YOUR INSTRUCTIONS
Quote each line of the material verbatim, without the pictures.
---- STORED DATA
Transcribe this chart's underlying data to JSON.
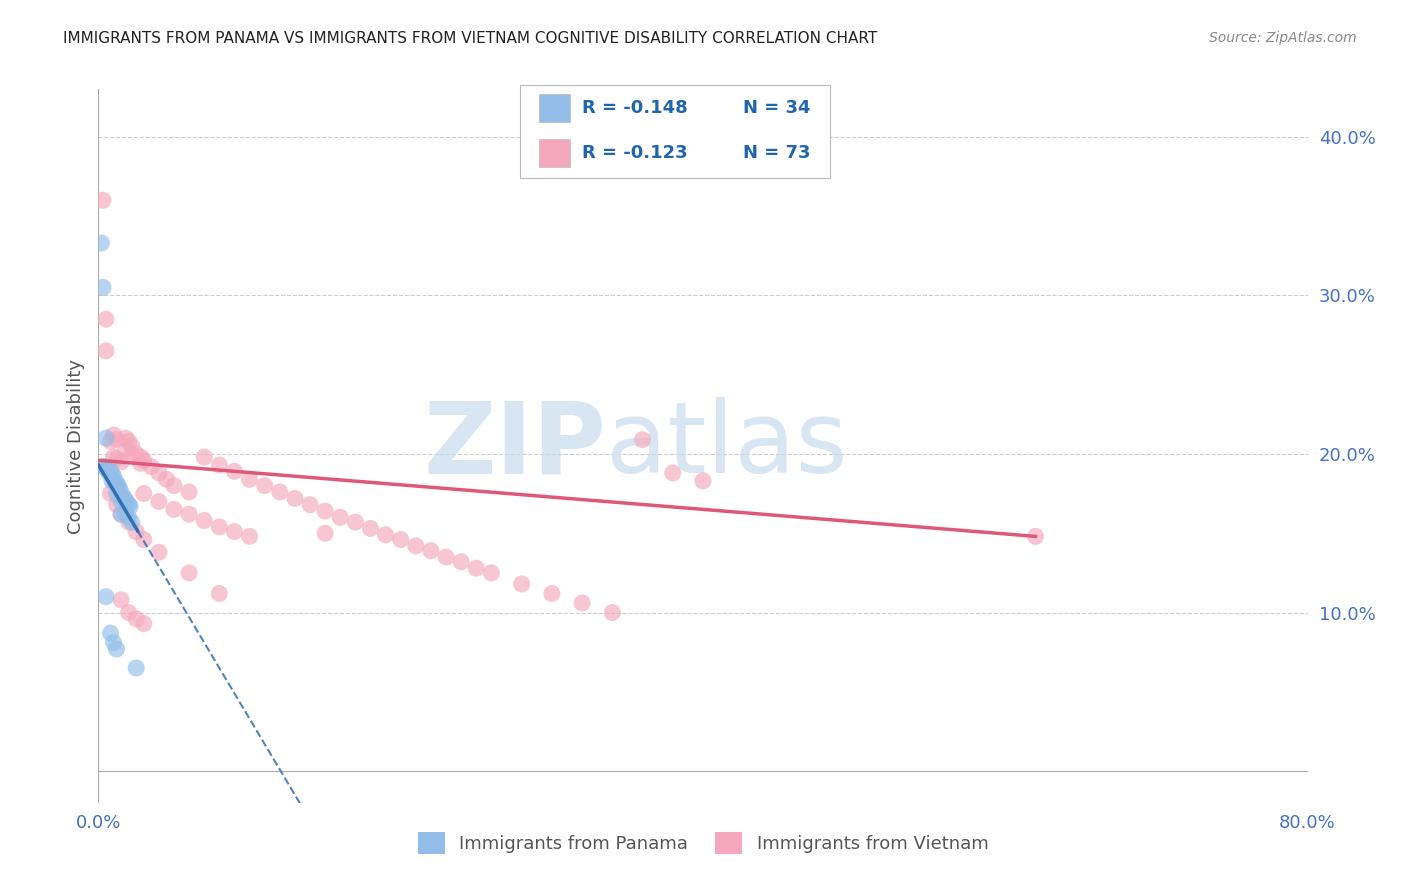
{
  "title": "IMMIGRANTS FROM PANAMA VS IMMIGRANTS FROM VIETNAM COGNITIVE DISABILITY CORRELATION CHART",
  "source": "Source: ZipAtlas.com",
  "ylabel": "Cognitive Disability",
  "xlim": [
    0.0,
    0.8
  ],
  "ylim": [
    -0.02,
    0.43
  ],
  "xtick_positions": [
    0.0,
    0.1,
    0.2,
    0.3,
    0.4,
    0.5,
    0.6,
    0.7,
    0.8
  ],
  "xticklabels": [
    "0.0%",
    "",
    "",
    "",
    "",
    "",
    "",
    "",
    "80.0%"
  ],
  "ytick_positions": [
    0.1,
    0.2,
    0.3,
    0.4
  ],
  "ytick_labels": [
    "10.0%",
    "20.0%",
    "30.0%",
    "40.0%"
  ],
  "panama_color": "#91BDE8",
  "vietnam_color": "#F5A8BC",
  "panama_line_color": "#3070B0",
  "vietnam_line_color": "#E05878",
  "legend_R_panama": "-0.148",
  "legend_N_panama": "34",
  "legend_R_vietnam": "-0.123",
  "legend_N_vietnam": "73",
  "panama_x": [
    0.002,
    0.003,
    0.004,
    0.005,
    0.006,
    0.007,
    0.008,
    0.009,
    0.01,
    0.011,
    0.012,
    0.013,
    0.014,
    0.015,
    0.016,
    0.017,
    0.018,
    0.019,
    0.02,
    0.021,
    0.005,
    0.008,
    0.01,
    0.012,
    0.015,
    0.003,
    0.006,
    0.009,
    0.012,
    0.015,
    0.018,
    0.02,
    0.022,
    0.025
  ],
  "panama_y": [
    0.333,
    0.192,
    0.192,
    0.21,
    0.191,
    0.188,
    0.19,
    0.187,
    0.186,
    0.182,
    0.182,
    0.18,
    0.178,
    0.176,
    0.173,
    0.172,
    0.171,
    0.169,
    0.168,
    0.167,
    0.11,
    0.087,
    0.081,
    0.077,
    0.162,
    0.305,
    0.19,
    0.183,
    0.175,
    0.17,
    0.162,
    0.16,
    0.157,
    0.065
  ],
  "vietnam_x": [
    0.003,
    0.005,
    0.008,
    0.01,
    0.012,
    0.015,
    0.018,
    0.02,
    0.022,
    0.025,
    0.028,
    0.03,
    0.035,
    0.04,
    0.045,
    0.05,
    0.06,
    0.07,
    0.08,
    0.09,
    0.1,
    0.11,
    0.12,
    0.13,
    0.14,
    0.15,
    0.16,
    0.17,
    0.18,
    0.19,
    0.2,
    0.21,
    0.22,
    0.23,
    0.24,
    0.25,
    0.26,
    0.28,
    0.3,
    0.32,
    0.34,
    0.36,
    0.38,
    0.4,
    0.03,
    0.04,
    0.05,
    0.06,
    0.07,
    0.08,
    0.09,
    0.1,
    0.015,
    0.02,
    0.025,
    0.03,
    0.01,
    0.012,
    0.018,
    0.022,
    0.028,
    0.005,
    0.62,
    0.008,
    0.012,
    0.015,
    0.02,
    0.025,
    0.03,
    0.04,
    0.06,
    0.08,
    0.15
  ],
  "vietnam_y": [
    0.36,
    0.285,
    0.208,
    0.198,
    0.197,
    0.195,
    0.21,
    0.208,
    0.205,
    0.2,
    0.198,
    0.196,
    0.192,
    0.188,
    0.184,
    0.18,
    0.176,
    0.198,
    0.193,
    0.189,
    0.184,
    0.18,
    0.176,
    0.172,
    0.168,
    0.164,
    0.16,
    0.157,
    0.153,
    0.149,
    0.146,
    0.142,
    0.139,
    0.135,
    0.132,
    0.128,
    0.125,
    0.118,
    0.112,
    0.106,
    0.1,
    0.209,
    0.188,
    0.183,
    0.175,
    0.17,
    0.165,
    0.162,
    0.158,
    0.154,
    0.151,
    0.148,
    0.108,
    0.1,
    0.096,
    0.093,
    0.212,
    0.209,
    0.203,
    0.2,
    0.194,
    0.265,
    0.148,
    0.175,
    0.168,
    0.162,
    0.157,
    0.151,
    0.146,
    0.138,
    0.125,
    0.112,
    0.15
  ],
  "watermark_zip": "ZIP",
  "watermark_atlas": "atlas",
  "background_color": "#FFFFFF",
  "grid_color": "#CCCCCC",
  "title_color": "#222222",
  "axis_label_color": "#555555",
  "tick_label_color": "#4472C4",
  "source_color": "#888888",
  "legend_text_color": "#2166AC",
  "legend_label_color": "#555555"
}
--------
ANSWER TO THIS EXERCISE
Transcribe this chart's underlying data to JSON.
{
  "title": "IMMIGRANTS FROM PANAMA VS IMMIGRANTS FROM VIETNAM COGNITIVE DISABILITY CORRELATION CHART",
  "source": "Source: ZipAtlas.com",
  "ylabel": "Cognitive Disability",
  "xlim": [
    0.0,
    0.8
  ],
  "ylim": [
    -0.02,
    0.43
  ],
  "xtick_positions": [
    0.0,
    0.1,
    0.2,
    0.3,
    0.4,
    0.5,
    0.6,
    0.7,
    0.8
  ],
  "xticklabels": [
    "0.0%",
    "",
    "",
    "",
    "",
    "",
    "",
    "",
    "80.0%"
  ],
  "ytick_positions": [
    0.1,
    0.2,
    0.3,
    0.4
  ],
  "ytick_labels": [
    "10.0%",
    "20.0%",
    "30.0%",
    "40.0%"
  ],
  "panama_color": "#91BDE8",
  "vietnam_color": "#F5A8BC",
  "panama_line_color": "#3070B0",
  "vietnam_line_color": "#E05878",
  "legend_R_panama": "-0.148",
  "legend_N_panama": "34",
  "legend_R_vietnam": "-0.123",
  "legend_N_vietnam": "73",
  "panama_x": [
    0.002,
    0.003,
    0.004,
    0.005,
    0.006,
    0.007,
    0.008,
    0.009,
    0.01,
    0.011,
    0.012,
    0.013,
    0.014,
    0.015,
    0.016,
    0.017,
    0.018,
    0.019,
    0.02,
    0.021,
    0.005,
    0.008,
    0.01,
    0.012,
    0.015,
    0.003,
    0.006,
    0.009,
    0.012,
    0.015,
    0.018,
    0.02,
    0.022,
    0.025
  ],
  "panama_y": [
    0.333,
    0.192,
    0.192,
    0.21,
    0.191,
    0.188,
    0.19,
    0.187,
    0.186,
    0.182,
    0.182,
    0.18,
    0.178,
    0.176,
    0.173,
    0.172,
    0.171,
    0.169,
    0.168,
    0.167,
    0.11,
    0.087,
    0.081,
    0.077,
    0.162,
    0.305,
    0.19,
    0.183,
    0.175,
    0.17,
    0.162,
    0.16,
    0.157,
    0.065
  ],
  "vietnam_x": [
    0.003,
    0.005,
    0.008,
    0.01,
    0.012,
    0.015,
    0.018,
    0.02,
    0.022,
    0.025,
    0.028,
    0.03,
    0.035,
    0.04,
    0.045,
    0.05,
    0.06,
    0.07,
    0.08,
    0.09,
    0.1,
    0.11,
    0.12,
    0.13,
    0.14,
    0.15,
    0.16,
    0.17,
    0.18,
    0.19,
    0.2,
    0.21,
    0.22,
    0.23,
    0.24,
    0.25,
    0.26,
    0.28,
    0.3,
    0.32,
    0.34,
    0.36,
    0.38,
    0.4,
    0.03,
    0.04,
    0.05,
    0.06,
    0.07,
    0.08,
    0.09,
    0.1,
    0.015,
    0.02,
    0.025,
    0.03,
    0.01,
    0.012,
    0.018,
    0.022,
    0.028,
    0.005,
    0.62,
    0.008,
    0.012,
    0.015,
    0.02,
    0.025,
    0.03,
    0.04,
    0.06,
    0.08,
    0.15
  ],
  "vietnam_y": [
    0.36,
    0.285,
    0.208,
    0.198,
    0.197,
    0.195,
    0.21,
    0.208,
    0.205,
    0.2,
    0.198,
    0.196,
    0.192,
    0.188,
    0.184,
    0.18,
    0.176,
    0.198,
    0.193,
    0.189,
    0.184,
    0.18,
    0.176,
    0.172,
    0.168,
    0.164,
    0.16,
    0.157,
    0.153,
    0.149,
    0.146,
    0.142,
    0.139,
    0.135,
    0.132,
    0.128,
    0.125,
    0.118,
    0.112,
    0.106,
    0.1,
    0.209,
    0.188,
    0.183,
    0.175,
    0.17,
    0.165,
    0.162,
    0.158,
    0.154,
    0.151,
    0.148,
    0.108,
    0.1,
    0.096,
    0.093,
    0.212,
    0.209,
    0.203,
    0.2,
    0.194,
    0.265,
    0.148,
    0.175,
    0.168,
    0.162,
    0.157,
    0.151,
    0.146,
    0.138,
    0.125,
    0.112,
    0.15
  ],
  "watermark_zip": "ZIP",
  "watermark_atlas": "atlas",
  "background_color": "#FFFFFF",
  "grid_color": "#CCCCCC",
  "title_color": "#222222",
  "axis_label_color": "#555555",
  "tick_label_color": "#4472C4",
  "source_color": "#888888",
  "legend_text_color": "#2166AC",
  "legend_label_color": "#555555"
}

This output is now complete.